● **Your task**
Check each line of the data below for the word "label", then extract the ones that have it.

* Start Raw records *

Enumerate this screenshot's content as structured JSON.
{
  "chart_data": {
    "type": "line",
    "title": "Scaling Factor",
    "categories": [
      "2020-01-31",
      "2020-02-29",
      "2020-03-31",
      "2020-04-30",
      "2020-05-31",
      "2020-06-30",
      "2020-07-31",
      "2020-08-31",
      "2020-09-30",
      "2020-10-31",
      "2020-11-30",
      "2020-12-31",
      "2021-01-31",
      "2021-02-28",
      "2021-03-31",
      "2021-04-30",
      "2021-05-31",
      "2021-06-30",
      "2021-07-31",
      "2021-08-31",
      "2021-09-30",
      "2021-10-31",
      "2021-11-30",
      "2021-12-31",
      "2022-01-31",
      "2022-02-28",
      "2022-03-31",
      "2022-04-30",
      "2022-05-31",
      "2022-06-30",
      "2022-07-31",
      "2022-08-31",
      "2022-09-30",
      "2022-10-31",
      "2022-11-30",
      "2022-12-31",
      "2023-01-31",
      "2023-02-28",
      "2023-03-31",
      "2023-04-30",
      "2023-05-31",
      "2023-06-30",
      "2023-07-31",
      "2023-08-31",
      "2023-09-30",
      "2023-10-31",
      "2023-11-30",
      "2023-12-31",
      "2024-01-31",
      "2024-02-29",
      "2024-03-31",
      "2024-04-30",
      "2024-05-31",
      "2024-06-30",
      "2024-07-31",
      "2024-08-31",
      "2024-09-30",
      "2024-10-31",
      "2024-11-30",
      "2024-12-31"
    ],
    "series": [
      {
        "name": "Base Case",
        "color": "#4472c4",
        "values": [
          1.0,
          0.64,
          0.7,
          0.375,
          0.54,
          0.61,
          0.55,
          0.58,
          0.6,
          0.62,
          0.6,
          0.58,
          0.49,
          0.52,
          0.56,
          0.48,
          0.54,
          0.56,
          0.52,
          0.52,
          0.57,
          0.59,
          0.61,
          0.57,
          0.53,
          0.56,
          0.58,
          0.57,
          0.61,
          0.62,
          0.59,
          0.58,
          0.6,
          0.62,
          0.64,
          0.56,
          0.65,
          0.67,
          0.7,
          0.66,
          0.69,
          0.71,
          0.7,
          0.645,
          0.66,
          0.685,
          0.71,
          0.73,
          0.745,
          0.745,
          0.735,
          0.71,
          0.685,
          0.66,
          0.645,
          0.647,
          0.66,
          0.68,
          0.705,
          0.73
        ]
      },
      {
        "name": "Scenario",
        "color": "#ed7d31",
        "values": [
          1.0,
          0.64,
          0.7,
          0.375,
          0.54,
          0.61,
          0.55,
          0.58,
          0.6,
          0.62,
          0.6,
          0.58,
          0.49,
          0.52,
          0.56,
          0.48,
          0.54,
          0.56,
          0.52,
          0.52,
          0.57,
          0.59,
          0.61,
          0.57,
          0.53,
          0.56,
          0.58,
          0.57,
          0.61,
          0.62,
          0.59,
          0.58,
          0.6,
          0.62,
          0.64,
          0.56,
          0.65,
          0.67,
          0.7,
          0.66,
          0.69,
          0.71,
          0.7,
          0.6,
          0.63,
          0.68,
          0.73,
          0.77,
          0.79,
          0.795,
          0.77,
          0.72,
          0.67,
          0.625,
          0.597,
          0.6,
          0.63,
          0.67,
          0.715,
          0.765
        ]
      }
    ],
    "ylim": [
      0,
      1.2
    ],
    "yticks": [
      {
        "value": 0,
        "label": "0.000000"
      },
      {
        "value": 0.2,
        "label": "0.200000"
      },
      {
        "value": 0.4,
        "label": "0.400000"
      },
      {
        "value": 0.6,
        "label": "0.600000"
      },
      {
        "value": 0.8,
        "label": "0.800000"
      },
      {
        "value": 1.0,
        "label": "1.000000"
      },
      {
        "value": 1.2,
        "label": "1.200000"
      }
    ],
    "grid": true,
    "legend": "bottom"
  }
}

* End Raw records *

● **Right answer**
        "label": "0.000000"
        "label": "0.200000"
        "label": "0.400000"
        "label": "0.600000"
        "label": "0.800000"
        "label": "1.000000"
        "label": "1.200000"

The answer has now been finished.